[TASK GOAL]
Return all lines that include the string "text".

[DATA LISTING]
═══
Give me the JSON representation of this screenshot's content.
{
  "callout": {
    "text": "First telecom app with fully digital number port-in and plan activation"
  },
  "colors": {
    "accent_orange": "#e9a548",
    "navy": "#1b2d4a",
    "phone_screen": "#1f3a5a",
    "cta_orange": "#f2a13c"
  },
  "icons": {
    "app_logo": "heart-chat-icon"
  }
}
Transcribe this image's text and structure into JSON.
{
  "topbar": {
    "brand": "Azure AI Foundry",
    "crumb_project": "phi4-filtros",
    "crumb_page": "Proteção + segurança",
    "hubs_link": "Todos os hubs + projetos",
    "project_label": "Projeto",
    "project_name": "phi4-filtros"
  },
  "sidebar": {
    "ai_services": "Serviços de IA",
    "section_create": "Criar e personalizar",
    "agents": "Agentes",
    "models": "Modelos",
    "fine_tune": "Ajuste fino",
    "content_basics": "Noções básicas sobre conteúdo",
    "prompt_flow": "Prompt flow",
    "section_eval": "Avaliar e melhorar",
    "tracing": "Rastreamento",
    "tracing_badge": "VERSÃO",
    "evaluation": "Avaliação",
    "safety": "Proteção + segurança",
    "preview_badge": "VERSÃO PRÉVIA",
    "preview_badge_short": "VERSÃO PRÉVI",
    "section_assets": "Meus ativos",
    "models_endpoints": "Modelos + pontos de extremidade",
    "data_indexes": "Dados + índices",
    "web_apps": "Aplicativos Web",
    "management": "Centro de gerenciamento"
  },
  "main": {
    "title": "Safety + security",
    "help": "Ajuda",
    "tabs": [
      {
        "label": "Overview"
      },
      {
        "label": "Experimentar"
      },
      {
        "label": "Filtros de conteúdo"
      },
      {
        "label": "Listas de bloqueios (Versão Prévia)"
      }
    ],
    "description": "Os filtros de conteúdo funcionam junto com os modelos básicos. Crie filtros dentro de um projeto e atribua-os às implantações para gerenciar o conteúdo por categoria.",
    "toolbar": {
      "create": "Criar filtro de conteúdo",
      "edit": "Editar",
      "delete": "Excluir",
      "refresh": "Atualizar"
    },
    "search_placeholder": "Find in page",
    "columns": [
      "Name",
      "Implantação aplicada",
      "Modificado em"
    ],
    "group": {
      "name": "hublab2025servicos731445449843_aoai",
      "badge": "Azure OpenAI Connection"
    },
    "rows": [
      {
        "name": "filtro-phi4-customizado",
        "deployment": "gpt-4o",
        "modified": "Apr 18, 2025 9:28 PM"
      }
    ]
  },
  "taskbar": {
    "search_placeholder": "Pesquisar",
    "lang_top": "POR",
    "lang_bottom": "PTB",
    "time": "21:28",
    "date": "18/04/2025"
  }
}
═══
[TASK RESULT]
    "text": "First telecom app with fully digital number port-in and plan activation"
Transcribe this image's text and structure into JSON.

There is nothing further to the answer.